What is expected => Whenever a line below holds the word "JSON", copy that line.

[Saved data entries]

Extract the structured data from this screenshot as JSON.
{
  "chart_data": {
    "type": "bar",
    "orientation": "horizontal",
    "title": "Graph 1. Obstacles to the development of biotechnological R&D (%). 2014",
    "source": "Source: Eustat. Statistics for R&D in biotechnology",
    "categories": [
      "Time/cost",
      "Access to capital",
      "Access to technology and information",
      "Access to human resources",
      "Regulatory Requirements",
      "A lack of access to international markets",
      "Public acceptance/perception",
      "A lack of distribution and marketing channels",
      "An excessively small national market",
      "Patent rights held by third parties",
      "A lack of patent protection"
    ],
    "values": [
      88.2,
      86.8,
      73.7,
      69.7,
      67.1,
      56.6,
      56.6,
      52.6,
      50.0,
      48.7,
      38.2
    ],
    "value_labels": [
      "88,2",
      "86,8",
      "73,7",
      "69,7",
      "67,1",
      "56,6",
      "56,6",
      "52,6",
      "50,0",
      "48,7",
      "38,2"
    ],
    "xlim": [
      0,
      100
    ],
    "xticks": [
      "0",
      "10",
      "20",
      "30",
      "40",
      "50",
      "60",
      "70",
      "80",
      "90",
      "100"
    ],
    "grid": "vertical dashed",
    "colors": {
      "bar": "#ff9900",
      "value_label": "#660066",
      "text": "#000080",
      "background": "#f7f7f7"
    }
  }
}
* * *
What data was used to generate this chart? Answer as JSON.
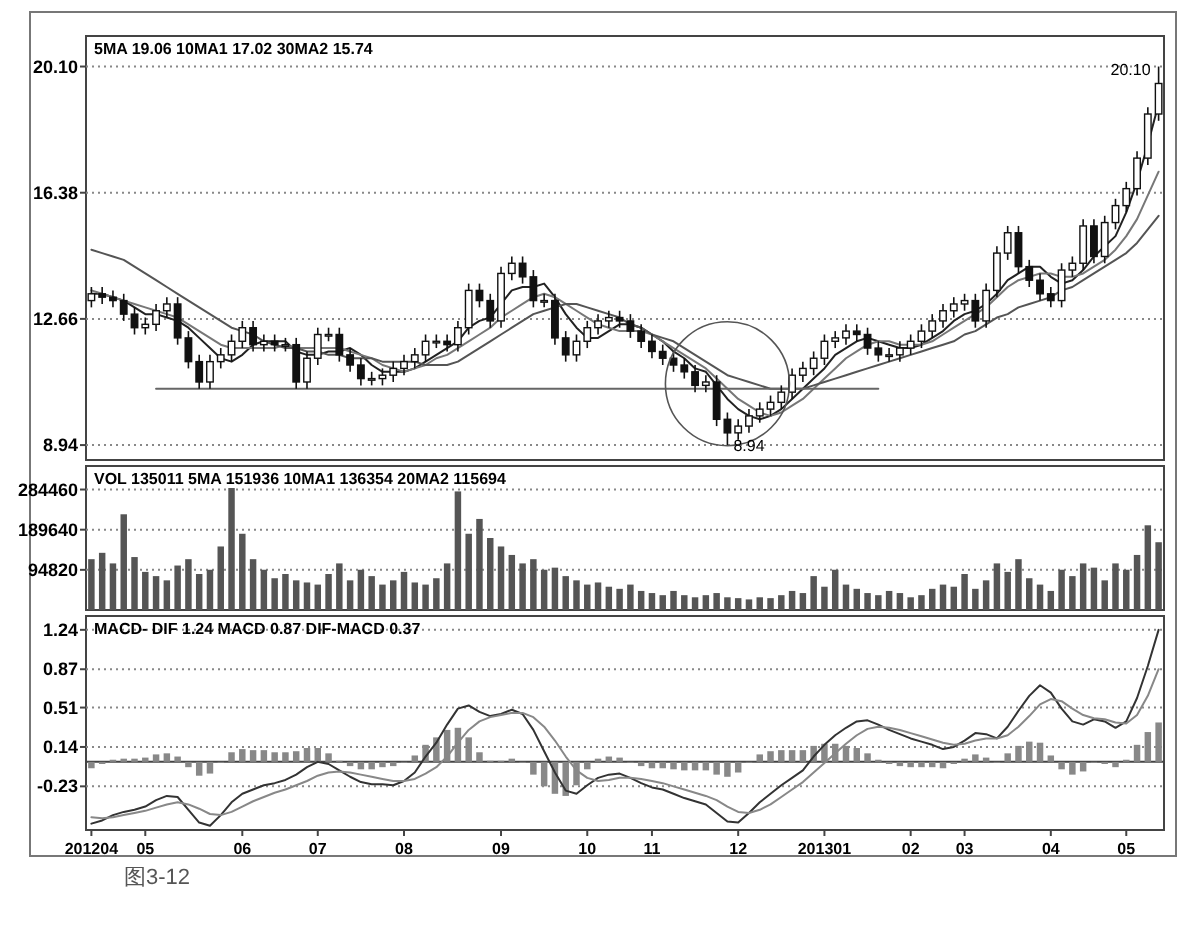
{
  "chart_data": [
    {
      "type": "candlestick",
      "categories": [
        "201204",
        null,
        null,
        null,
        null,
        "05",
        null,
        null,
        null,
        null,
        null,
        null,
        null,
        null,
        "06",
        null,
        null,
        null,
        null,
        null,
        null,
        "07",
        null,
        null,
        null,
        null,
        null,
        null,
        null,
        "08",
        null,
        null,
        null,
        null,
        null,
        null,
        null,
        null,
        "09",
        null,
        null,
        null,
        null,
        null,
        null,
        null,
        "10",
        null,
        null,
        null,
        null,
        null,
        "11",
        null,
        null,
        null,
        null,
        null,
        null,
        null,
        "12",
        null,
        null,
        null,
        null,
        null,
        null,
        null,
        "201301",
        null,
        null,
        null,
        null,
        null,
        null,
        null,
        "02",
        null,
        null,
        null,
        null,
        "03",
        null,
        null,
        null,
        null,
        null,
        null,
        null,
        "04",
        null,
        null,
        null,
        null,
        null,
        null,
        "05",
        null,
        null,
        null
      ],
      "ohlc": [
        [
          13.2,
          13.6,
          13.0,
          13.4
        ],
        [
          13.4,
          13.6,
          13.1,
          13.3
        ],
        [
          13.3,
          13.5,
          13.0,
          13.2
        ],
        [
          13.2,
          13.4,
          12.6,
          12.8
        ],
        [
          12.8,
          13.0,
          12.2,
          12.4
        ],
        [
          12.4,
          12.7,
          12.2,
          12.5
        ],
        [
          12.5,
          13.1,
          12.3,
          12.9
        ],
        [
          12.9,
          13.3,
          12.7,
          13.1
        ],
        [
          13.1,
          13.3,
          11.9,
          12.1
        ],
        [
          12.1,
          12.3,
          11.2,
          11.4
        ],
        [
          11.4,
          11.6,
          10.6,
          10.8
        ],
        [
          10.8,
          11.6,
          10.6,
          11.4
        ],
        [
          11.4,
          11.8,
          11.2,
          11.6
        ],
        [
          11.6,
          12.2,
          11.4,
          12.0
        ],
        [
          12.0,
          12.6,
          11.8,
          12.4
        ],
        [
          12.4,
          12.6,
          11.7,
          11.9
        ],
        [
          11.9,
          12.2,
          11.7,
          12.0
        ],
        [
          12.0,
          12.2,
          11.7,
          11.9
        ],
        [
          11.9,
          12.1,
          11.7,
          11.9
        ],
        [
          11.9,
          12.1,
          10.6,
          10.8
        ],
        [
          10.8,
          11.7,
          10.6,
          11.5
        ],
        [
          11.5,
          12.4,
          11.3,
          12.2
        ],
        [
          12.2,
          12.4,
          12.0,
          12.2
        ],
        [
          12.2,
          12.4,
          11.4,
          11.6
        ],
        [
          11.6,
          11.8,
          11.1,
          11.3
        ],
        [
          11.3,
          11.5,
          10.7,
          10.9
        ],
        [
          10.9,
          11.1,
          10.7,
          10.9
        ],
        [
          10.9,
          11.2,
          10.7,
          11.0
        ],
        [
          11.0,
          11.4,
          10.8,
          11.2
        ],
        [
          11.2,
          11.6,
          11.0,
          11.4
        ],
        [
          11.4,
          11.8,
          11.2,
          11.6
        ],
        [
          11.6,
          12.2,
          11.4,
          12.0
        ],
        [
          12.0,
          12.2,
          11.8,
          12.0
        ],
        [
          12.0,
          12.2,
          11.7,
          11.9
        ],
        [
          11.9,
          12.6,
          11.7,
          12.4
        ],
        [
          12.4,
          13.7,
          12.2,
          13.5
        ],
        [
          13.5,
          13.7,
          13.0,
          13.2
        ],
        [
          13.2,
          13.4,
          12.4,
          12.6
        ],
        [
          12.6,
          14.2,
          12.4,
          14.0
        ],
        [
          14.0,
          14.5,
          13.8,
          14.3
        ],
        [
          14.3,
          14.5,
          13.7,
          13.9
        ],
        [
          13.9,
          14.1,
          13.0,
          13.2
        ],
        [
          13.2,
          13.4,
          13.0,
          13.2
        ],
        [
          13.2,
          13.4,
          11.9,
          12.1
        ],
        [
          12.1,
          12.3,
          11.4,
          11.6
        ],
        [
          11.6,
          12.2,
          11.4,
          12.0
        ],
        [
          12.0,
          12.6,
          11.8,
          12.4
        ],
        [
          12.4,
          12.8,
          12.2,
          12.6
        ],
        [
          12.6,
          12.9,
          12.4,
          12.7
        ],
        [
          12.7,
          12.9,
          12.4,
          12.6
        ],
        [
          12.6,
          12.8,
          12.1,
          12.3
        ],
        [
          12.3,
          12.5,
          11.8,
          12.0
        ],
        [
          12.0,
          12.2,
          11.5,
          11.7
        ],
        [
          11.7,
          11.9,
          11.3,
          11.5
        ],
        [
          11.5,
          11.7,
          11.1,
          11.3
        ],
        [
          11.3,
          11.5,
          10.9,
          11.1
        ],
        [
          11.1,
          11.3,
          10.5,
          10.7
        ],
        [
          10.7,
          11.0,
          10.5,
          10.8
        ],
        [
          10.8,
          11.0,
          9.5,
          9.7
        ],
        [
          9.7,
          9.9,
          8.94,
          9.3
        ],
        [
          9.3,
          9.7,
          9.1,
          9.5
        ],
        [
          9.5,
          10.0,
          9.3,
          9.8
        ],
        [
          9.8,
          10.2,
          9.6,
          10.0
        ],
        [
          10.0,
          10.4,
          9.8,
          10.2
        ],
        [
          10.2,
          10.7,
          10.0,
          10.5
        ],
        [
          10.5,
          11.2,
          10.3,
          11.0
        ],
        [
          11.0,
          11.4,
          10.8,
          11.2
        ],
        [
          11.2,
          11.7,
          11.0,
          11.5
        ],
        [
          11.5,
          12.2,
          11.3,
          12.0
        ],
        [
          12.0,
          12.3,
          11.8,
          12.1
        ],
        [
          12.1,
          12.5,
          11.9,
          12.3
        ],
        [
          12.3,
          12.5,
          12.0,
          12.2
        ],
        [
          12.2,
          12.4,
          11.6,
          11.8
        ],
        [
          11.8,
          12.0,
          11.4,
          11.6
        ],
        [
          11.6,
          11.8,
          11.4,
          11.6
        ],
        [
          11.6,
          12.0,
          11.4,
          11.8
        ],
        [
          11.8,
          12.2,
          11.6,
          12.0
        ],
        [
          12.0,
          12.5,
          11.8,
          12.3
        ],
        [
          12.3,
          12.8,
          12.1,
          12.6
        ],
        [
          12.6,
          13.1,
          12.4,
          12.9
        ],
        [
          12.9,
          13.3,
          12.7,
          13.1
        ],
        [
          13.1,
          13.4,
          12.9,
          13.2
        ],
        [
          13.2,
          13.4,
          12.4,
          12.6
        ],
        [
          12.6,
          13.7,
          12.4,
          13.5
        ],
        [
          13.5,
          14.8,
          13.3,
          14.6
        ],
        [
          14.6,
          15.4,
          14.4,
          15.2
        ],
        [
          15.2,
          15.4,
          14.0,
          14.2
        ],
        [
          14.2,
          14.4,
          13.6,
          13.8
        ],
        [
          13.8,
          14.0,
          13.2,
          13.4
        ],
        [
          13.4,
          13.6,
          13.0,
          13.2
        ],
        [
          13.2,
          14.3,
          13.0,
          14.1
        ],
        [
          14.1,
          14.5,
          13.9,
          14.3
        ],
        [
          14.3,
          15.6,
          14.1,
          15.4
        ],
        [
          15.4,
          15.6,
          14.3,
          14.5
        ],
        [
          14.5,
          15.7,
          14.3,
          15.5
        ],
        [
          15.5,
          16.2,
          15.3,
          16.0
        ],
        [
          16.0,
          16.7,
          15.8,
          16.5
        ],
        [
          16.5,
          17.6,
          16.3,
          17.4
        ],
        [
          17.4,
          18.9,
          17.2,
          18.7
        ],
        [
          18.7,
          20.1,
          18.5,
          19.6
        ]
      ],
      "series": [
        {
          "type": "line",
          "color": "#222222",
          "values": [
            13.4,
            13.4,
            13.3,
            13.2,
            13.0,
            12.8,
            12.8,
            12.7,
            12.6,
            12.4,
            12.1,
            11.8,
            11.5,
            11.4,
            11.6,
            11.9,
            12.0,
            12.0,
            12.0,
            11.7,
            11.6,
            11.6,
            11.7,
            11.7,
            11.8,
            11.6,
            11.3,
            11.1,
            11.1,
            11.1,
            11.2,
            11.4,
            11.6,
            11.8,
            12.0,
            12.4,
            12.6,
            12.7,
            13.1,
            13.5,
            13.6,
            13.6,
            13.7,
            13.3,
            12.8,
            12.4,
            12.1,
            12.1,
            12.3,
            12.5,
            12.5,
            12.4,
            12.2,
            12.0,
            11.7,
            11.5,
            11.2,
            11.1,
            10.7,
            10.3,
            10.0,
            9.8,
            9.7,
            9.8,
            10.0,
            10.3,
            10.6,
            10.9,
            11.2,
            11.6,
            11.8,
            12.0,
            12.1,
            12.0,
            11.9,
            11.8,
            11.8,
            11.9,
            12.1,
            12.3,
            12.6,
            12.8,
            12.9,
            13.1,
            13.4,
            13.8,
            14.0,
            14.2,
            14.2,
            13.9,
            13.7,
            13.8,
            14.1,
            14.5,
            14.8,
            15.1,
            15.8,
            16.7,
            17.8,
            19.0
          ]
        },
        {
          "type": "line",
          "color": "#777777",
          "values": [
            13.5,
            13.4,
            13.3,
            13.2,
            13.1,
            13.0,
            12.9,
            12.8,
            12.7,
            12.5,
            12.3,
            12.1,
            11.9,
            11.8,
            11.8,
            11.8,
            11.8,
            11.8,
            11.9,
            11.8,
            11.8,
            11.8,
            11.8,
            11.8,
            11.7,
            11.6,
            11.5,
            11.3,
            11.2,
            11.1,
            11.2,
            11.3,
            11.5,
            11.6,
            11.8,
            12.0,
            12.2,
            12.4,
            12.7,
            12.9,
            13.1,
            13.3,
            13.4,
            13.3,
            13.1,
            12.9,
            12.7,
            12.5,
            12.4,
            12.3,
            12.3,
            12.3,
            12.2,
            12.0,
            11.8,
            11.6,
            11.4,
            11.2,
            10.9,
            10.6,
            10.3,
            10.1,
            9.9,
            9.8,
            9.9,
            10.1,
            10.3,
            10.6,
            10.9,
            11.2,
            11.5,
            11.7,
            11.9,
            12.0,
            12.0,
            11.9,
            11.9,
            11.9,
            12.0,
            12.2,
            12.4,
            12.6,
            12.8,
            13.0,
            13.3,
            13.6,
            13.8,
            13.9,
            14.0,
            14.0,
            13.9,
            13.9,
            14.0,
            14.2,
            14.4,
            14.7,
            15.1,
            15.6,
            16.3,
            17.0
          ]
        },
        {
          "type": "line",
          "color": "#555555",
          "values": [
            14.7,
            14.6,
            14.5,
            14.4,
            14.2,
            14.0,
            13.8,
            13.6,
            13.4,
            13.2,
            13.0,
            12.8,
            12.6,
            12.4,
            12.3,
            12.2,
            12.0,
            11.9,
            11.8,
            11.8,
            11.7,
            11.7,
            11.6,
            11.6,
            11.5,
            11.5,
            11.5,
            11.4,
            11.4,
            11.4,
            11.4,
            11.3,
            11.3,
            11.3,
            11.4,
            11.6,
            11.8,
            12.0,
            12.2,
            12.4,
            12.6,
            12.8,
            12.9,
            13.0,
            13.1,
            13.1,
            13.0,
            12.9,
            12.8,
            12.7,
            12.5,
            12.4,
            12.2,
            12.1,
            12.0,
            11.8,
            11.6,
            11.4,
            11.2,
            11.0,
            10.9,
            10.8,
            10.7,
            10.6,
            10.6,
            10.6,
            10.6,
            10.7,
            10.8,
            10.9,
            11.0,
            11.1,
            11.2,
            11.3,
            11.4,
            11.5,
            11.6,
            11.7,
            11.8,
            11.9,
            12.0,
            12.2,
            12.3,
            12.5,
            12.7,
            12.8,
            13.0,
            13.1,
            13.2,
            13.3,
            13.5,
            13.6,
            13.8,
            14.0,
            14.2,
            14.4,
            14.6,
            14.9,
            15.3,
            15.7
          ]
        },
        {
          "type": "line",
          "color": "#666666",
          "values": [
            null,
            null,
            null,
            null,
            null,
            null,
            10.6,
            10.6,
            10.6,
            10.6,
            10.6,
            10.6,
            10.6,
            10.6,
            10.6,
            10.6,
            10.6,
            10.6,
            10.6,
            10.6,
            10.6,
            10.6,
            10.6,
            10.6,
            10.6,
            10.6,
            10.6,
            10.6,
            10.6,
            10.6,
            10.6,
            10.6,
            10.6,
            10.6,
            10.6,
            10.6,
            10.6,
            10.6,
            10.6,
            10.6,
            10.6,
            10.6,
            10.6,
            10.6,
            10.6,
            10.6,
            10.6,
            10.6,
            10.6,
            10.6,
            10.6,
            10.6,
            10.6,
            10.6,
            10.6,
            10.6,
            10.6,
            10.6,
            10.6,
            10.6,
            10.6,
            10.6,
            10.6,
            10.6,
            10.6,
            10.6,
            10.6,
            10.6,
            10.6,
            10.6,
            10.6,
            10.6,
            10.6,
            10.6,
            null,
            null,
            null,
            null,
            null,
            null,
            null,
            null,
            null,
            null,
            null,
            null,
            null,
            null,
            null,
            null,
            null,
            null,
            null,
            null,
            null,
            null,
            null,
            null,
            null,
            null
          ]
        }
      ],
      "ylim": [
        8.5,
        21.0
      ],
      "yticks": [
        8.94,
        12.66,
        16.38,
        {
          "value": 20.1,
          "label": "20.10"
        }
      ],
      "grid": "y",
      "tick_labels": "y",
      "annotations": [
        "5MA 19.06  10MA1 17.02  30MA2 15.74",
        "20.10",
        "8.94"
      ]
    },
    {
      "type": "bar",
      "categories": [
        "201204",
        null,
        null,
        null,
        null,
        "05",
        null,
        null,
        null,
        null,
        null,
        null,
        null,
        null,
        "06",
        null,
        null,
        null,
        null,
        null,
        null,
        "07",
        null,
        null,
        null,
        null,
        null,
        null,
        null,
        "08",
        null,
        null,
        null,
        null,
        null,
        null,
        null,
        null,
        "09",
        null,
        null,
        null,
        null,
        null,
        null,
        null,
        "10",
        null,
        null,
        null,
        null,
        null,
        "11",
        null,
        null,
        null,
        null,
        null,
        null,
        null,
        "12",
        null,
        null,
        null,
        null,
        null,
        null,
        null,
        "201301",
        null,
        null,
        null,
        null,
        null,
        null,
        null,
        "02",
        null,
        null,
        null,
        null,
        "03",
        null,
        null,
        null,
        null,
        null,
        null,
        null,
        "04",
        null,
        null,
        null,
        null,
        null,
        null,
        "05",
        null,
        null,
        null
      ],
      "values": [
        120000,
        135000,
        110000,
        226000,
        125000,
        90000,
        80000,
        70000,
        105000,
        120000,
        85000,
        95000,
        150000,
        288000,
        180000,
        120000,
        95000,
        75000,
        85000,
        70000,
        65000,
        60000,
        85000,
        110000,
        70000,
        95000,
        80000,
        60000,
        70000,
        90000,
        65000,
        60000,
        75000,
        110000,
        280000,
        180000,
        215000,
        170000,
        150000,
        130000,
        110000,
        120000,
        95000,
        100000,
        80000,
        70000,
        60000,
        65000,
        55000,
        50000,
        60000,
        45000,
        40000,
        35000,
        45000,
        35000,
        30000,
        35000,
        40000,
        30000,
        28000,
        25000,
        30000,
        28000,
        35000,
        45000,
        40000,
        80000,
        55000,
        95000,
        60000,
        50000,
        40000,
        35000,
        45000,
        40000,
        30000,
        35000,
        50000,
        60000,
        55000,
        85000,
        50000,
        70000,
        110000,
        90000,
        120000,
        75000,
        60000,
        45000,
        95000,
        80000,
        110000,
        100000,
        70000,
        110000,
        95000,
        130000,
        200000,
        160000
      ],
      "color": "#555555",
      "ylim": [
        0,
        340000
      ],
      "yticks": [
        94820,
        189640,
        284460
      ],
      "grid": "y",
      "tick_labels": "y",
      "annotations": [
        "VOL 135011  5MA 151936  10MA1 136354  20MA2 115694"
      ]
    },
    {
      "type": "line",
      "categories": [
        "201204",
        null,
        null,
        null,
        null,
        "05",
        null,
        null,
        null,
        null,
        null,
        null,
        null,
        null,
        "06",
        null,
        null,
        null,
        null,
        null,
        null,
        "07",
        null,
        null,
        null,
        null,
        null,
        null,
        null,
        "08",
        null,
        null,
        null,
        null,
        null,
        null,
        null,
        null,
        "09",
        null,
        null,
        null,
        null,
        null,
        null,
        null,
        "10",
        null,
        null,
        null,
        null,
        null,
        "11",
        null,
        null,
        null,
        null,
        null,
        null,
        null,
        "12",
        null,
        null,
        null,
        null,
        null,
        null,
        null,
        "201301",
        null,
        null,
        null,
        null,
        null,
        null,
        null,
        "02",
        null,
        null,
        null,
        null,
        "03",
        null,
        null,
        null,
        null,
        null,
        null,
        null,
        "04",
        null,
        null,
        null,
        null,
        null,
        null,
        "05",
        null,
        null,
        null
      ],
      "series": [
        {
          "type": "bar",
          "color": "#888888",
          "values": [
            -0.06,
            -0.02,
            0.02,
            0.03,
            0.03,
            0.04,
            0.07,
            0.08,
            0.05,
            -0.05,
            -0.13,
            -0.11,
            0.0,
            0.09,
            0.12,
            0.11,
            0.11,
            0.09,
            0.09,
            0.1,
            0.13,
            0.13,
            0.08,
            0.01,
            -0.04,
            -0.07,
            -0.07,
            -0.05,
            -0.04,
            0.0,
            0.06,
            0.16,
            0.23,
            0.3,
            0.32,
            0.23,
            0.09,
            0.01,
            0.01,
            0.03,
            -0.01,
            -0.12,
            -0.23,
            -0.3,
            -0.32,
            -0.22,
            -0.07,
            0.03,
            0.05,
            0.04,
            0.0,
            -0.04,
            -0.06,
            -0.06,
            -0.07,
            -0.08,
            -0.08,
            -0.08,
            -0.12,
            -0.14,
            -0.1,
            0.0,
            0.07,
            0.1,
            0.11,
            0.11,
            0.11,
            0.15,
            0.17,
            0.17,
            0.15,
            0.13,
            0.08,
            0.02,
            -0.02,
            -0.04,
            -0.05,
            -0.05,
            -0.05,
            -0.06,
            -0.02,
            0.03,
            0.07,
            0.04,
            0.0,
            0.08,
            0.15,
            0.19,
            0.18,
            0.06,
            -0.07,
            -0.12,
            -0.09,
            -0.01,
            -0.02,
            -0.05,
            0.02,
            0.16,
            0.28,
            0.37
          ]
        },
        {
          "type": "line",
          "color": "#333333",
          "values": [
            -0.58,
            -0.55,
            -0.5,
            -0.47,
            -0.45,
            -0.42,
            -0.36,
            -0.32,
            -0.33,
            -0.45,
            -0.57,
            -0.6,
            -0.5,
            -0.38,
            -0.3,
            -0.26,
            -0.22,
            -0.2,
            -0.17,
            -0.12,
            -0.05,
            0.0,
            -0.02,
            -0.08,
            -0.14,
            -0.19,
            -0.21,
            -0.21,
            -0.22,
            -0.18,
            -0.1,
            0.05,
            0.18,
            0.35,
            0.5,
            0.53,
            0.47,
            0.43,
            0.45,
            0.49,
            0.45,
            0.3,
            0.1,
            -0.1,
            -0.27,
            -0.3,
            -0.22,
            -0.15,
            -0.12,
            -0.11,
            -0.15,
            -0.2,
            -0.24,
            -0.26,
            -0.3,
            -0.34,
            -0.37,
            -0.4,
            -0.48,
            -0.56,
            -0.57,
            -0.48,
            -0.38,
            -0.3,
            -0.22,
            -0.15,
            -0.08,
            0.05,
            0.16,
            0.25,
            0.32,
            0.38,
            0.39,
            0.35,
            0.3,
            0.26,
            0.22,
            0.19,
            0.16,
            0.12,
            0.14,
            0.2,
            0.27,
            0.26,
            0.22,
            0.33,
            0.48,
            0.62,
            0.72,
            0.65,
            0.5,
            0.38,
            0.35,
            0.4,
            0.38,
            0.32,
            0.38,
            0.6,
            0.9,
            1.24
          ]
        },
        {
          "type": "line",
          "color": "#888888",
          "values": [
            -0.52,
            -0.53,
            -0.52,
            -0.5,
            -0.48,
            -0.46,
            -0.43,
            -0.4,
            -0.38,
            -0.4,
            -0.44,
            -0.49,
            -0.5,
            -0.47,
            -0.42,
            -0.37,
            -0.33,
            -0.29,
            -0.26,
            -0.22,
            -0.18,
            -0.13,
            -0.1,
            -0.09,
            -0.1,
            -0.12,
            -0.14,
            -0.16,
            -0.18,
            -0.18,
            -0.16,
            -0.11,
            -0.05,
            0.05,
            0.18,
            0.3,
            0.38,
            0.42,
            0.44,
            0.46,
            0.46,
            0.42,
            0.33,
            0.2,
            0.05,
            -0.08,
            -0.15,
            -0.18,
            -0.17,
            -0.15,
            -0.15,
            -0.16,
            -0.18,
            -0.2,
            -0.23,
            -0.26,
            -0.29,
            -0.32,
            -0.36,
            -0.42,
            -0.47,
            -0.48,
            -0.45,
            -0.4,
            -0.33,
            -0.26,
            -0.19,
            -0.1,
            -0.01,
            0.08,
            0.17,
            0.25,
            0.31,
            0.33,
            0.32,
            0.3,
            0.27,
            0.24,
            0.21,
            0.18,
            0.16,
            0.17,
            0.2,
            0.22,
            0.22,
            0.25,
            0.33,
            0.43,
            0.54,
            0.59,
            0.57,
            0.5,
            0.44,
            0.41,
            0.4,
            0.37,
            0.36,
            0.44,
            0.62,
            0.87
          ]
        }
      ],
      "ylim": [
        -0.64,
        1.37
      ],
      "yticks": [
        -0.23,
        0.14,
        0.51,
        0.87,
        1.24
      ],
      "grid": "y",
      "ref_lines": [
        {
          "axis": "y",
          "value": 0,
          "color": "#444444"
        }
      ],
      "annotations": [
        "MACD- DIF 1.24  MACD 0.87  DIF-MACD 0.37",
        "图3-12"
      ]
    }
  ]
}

Task result =>
Extract the structured data from this screenshot as JSON.
What data was used to generate this chart? Answer as JSON.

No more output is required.